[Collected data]
╭──

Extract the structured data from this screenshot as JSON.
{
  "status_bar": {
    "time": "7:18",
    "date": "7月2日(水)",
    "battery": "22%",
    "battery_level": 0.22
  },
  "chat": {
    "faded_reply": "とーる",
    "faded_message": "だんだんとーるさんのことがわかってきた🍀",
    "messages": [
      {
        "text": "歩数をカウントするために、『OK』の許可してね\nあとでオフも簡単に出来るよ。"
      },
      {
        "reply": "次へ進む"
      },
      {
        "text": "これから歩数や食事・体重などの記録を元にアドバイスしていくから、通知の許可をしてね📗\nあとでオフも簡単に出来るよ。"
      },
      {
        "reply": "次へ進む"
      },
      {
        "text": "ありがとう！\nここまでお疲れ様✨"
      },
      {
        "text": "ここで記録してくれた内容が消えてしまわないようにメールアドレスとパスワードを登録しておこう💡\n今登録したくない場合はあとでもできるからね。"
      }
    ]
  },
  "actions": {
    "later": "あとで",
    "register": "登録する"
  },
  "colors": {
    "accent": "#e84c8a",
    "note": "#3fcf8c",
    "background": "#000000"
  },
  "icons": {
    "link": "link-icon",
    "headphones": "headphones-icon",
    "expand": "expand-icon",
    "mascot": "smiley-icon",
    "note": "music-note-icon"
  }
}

╰──
╭──

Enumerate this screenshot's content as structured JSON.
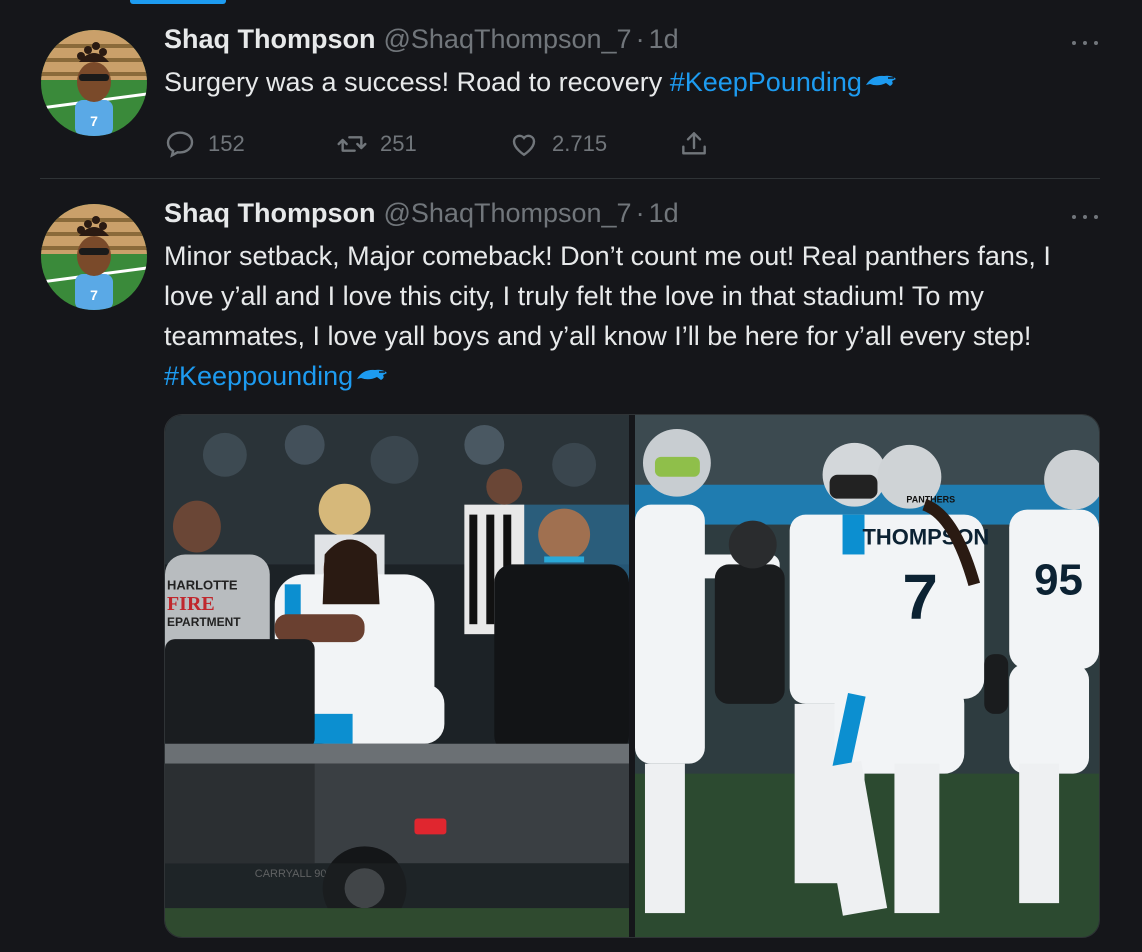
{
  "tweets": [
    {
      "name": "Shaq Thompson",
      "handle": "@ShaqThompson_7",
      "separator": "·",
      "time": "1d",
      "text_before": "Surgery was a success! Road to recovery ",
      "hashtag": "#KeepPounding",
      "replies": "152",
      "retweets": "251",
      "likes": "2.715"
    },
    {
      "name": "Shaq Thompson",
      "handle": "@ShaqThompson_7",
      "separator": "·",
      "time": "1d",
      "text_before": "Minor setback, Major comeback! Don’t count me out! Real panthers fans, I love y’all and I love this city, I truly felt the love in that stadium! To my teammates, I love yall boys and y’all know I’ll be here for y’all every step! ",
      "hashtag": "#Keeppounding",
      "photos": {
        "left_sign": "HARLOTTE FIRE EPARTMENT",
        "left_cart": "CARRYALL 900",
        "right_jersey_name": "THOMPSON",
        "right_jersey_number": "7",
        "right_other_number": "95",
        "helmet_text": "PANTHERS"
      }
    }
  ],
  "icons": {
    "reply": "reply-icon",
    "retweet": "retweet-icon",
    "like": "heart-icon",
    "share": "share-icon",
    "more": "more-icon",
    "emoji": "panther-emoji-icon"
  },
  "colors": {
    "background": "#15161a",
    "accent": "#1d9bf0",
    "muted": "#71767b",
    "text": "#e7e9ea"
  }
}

╰──
╭──

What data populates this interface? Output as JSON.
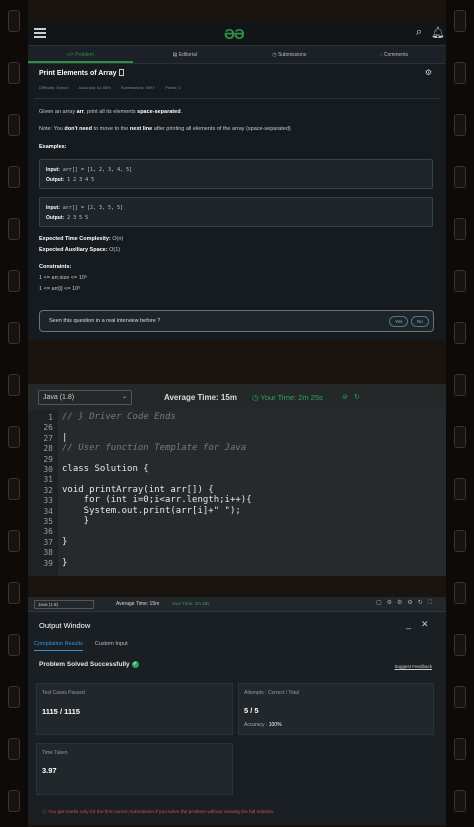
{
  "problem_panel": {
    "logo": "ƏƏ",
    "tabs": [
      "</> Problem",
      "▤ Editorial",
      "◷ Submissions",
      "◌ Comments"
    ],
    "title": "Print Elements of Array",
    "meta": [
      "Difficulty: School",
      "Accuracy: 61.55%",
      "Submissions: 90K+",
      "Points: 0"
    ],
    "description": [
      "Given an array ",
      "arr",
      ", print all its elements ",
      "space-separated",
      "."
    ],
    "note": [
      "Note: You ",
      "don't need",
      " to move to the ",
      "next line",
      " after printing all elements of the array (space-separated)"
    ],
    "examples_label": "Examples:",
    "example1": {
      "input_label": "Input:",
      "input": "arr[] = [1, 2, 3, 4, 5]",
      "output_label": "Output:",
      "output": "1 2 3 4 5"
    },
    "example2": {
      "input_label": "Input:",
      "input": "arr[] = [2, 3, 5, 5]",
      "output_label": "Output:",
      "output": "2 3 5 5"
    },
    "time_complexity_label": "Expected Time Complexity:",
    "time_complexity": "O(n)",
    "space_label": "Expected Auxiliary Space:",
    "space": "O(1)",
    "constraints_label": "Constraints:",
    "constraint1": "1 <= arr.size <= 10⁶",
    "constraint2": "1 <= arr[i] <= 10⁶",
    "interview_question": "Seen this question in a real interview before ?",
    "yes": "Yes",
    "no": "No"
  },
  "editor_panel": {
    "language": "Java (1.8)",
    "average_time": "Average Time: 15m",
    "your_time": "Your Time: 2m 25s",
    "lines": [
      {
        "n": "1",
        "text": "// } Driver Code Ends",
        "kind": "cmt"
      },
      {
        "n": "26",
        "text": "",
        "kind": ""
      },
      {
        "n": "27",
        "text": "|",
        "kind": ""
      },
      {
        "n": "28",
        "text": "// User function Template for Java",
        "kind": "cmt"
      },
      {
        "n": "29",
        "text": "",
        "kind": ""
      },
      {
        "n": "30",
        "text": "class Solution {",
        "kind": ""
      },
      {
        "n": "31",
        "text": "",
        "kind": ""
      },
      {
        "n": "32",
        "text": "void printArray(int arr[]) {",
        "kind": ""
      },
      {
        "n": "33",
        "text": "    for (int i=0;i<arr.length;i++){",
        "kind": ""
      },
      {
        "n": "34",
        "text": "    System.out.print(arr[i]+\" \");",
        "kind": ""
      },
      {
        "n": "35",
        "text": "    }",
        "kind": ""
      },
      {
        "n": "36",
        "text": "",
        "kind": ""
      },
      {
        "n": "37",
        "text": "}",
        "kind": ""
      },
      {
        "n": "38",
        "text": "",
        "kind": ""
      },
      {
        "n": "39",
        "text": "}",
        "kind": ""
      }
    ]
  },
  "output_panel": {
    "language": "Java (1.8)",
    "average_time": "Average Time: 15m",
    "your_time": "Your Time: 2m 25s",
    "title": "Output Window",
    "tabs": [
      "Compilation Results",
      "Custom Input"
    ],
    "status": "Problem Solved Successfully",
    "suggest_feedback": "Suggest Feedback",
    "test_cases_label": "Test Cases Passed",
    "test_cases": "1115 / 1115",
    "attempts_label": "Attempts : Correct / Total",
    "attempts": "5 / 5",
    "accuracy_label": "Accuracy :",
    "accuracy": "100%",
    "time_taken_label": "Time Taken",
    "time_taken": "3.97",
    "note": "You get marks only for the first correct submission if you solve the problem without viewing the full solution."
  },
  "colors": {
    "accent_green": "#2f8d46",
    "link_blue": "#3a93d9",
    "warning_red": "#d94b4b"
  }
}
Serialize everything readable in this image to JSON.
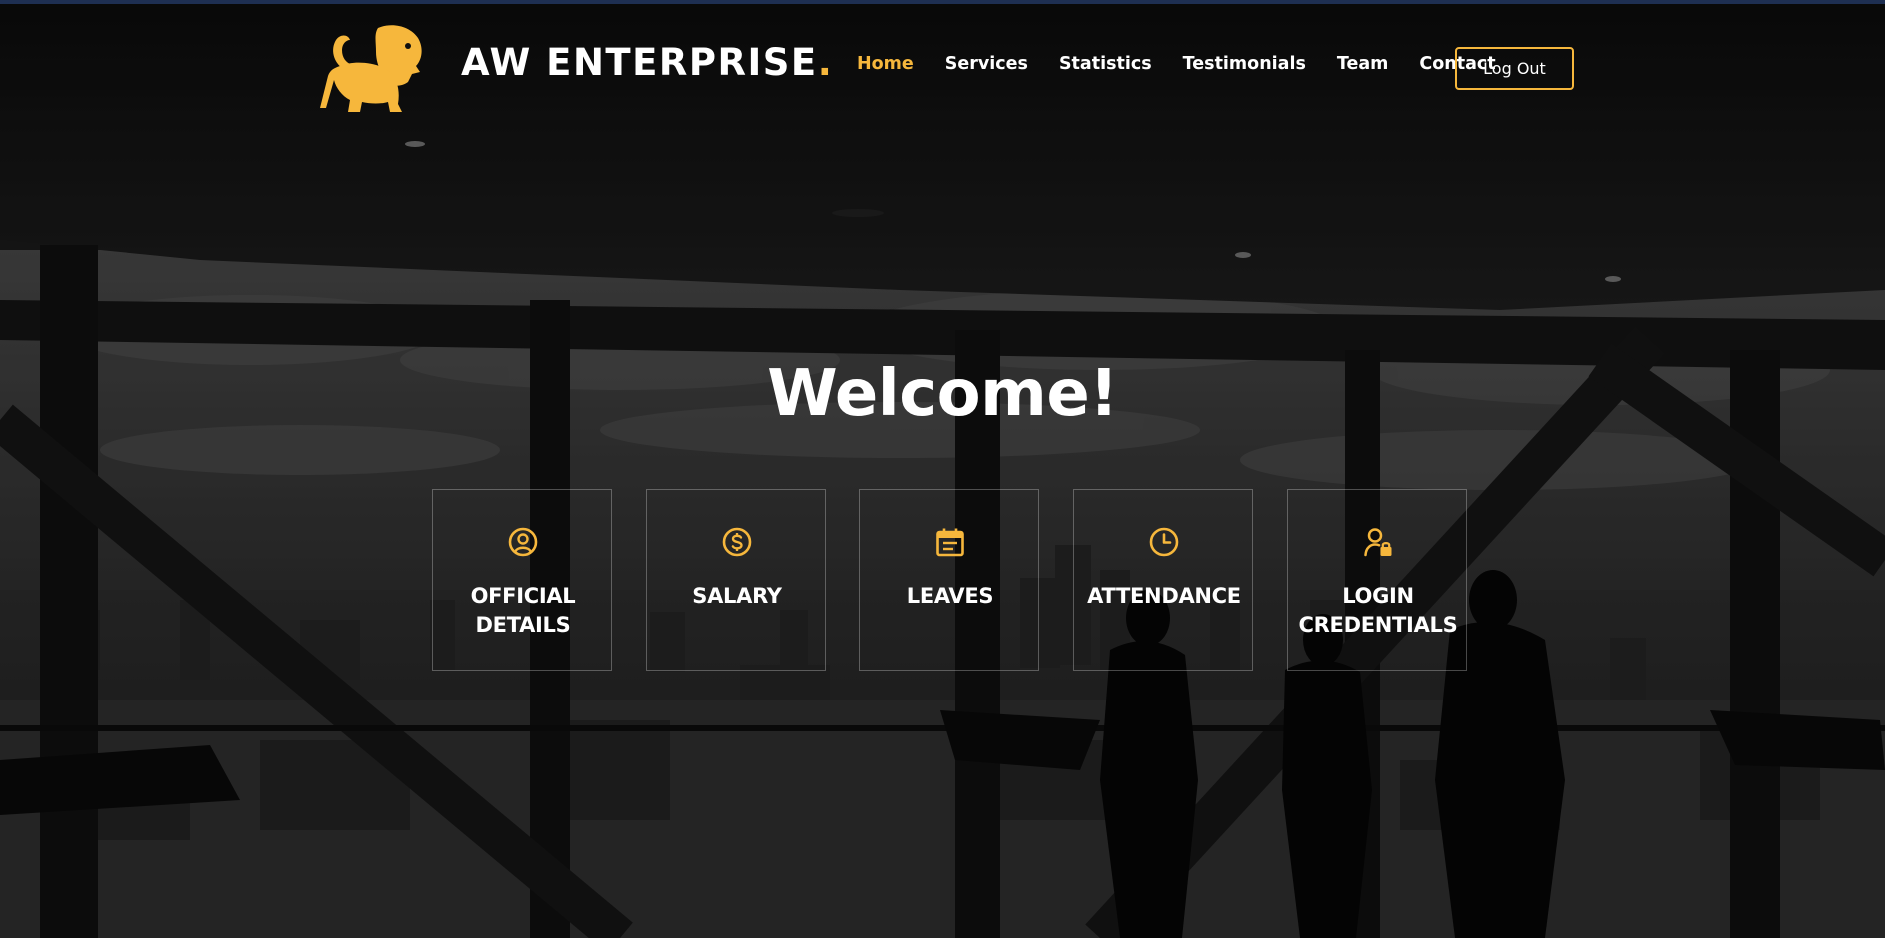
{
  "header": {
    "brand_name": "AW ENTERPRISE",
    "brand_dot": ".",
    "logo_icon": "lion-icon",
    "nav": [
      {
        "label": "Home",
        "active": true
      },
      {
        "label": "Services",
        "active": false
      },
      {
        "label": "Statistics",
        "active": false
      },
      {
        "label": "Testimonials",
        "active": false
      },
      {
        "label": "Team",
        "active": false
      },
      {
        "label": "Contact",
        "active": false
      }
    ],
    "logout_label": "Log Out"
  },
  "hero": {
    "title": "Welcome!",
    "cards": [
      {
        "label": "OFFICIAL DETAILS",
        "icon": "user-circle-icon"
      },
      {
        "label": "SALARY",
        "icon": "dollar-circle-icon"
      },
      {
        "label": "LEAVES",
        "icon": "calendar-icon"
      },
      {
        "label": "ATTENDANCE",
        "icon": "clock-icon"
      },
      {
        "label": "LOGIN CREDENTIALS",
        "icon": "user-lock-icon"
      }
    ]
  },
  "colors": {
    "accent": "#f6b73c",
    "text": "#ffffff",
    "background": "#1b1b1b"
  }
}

╰──

# [WHAT IS BEING ASKED]
Only lines holding the string "separated" are wanted; gather each one from the entries above.

# [FULL OUTPUT]
      "space-separated",
      " after printing all elements of the array (space-separated)"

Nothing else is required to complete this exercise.